→ **Task**: Reproduce all of the data that follows, character for character.

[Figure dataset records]
>>>

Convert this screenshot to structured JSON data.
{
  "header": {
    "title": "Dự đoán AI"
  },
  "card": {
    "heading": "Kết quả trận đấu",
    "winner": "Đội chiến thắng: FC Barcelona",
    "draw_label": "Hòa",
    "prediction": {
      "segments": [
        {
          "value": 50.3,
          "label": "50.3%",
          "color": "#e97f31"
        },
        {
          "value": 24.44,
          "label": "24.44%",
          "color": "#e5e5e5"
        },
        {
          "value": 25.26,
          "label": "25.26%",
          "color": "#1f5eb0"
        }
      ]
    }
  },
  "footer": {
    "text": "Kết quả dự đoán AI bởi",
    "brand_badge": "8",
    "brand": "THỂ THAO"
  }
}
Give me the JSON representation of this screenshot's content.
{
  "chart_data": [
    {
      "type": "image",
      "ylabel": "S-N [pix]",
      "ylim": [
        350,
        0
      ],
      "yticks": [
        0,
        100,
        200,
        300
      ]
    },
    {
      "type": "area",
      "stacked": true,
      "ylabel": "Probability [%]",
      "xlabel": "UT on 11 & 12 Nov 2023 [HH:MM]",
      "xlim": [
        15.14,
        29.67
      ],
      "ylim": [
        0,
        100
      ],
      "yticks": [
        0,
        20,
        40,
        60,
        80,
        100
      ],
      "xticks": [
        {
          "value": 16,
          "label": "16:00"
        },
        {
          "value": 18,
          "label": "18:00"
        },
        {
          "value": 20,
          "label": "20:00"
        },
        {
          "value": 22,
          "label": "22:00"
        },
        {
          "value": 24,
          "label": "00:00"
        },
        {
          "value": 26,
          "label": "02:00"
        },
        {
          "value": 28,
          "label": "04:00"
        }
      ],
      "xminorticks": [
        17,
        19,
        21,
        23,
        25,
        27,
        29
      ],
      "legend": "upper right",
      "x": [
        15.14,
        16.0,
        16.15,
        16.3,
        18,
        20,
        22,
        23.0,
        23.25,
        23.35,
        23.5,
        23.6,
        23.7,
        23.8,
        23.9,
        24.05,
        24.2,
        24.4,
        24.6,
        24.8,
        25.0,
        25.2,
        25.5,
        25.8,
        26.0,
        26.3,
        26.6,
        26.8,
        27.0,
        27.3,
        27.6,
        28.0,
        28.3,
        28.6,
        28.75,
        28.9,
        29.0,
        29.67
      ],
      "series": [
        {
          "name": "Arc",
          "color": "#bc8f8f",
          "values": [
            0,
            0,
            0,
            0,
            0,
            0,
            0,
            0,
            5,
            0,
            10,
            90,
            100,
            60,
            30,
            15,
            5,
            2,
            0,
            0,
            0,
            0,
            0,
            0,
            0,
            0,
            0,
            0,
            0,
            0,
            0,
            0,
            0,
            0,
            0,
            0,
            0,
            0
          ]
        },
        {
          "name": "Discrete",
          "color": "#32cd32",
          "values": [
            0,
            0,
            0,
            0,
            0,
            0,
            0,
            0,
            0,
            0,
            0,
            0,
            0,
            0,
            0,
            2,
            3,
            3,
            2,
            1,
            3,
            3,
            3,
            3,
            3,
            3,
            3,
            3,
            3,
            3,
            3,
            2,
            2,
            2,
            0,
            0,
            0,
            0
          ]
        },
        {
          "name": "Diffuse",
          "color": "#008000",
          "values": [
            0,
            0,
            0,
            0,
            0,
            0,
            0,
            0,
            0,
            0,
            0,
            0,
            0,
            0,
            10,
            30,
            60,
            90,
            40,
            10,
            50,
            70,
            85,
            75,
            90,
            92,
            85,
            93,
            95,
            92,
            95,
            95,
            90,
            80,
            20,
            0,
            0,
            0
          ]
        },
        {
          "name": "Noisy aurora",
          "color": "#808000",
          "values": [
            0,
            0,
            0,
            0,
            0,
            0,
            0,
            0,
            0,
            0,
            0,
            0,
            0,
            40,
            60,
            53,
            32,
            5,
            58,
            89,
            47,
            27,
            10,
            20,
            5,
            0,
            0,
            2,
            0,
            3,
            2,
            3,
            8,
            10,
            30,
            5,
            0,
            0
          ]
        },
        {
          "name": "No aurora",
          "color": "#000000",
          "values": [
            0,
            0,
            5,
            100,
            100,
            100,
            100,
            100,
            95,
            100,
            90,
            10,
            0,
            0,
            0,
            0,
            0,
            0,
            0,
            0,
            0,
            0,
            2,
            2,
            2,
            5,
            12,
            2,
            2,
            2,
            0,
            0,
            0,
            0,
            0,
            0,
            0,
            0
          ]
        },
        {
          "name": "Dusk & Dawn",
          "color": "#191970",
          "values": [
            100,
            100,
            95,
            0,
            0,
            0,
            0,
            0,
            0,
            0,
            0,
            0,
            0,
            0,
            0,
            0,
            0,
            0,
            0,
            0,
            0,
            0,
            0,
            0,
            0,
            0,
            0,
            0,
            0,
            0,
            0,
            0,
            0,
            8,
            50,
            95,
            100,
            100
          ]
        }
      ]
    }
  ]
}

<<<

→ **Solution to this task**:
Convert this screenshot to structured JSON data.
{
  "header": {
    "title": "Dự đoán AI"
  },
  "card": {
    "heading": "Kết quả trận đấu",
    "winner": "Đội chiến thắng: FC Barcelona",
    "draw_label": "Hòa",
    "prediction": {
      "segments": [
        {
          "value": 50.3,
          "label": "50.3%",
          "color": "#e97f31"
        },
        {
          "value": 24.44,
          "label": "24.44%",
          "color": "#e5e5e5"
        },
        {
          "value": 25.26,
          "label": "25.26%",
          "color": "#1f5eb0"
        }
      ]
    }
  },
  "footer": {
    "text": "Kết quả dự đoán AI bởi",
    "brand_badge": "8",
    "brand": "THỂ THAO"
  }
}
Give me the JSON representation of this screenshot's content.
{
  "chart_data": [
    {
      "type": "image",
      "ylabel": "S-N [pix]",
      "ylim": [
        350,
        0
      ],
      "yticks": [
        0,
        100,
        200,
        300
      ]
    },
    {
      "type": "area",
      "stacked": true,
      "ylabel": "Probability [%]",
      "xlabel": "UT on 11 & 12 Nov 2023 [HH:MM]",
      "xlim": [
        15.14,
        29.67
      ],
      "ylim": [
        0,
        100
      ],
      "yticks": [
        0,
        20,
        40,
        60,
        80,
        100
      ],
      "xticks": [
        {
          "value": 16,
          "label": "16:00"
        },
        {
          "value": 18,
          "label": "18:00"
        },
        {
          "value": 20,
          "label": "20:00"
        },
        {
          "value": 22,
          "label": "22:00"
        },
        {
          "value": 24,
          "label": "00:00"
        },
        {
          "value": 26,
          "label": "02:00"
        },
        {
          "value": 28,
          "label": "04:00"
        }
      ],
      "xminorticks": [
        17,
        19,
        21,
        23,
        25,
        27,
        29
      ],
      "legend": "upper right",
      "x": [
        15.14,
        16.0,
        16.15,
        16.3,
        18,
        20,
        22,
        23.0,
        23.25,
        23.35,
        23.5,
        23.6,
        23.7,
        23.8,
        23.9,
        24.05,
        24.2,
        24.4,
        24.6,
        24.8,
        25.0,
        25.2,
        25.5,
        25.8,
        26.0,
        26.3,
        26.6,
        26.8,
        27.0,
        27.3,
        27.6,
        28.0,
        28.3,
        28.6,
        28.75,
        28.9,
        29.0,
        29.67
      ],
      "series": [
        {
          "name": "Arc",
          "color": "#bc8f8f",
          "values": [
            0,
            0,
            0,
            0,
            0,
            0,
            0,
            0,
            5,
            0,
            10,
            90,
            100,
            60,
            30,
            15,
            5,
            2,
            0,
            0,
            0,
            0,
            0,
            0,
            0,
            0,
            0,
            0,
            0,
            0,
            0,
            0,
            0,
            0,
            0,
            0,
            0,
            0
          ]
        },
        {
          "name": "Discrete",
          "color": "#32cd32",
          "values": [
            0,
            0,
            0,
            0,
            0,
            0,
            0,
            0,
            0,
            0,
            0,
            0,
            0,
            0,
            0,
            2,
            3,
            3,
            2,
            1,
            3,
            3,
            3,
            3,
            3,
            3,
            3,
            3,
            3,
            3,
            3,
            2,
            2,
            2,
            0,
            0,
            0,
            0
          ]
        },
        {
          "name": "Diffuse",
          "color": "#008000",
          "values": [
            0,
            0,
            0,
            0,
            0,
            0,
            0,
            0,
            0,
            0,
            0,
            0,
            0,
            0,
            10,
            30,
            60,
            90,
            40,
            10,
            50,
            70,
            85,
            75,
            90,
            92,
            85,
            93,
            95,
            92,
            95,
            95,
            90,
            80,
            20,
            0,
            0,
            0
          ]
        },
        {
          "name": "Noisy aurora",
          "color": "#808000",
          "values": [
            0,
            0,
            0,
            0,
            0,
            0,
            0,
            0,
            0,
            0,
            0,
            0,
            0,
            40,
            60,
            53,
            32,
            5,
            58,
            89,
            47,
            27,
            10,
            20,
            5,
            0,
            0,
            2,
            0,
            3,
            2,
            3,
            8,
            10,
            30,
            5,
            0,
            0
          ]
        },
        {
          "name": "No aurora",
          "color": "#000000",
          "values": [
            0,
            0,
            5,
            100,
            100,
            100,
            100,
            100,
            95,
            100,
            90,
            10,
            0,
            0,
            0,
            0,
            0,
            0,
            0,
            0,
            0,
            0,
            2,
            2,
            2,
            5,
            12,
            2,
            2,
            2,
            0,
            0,
            0,
            0,
            0,
            0,
            0,
            0
          ]
        },
        {
          "name": "Dusk & Dawn",
          "color": "#191970",
          "values": [
            100,
            100,
            95,
            0,
            0,
            0,
            0,
            0,
            0,
            0,
            0,
            0,
            0,
            0,
            0,
            0,
            0,
            0,
            0,
            0,
            0,
            0,
            0,
            0,
            0,
            0,
            0,
            0,
            0,
            0,
            0,
            0,
            0,
            8,
            50,
            95,
            100,
            100
          ]
        }
      ]
    }
  ]
}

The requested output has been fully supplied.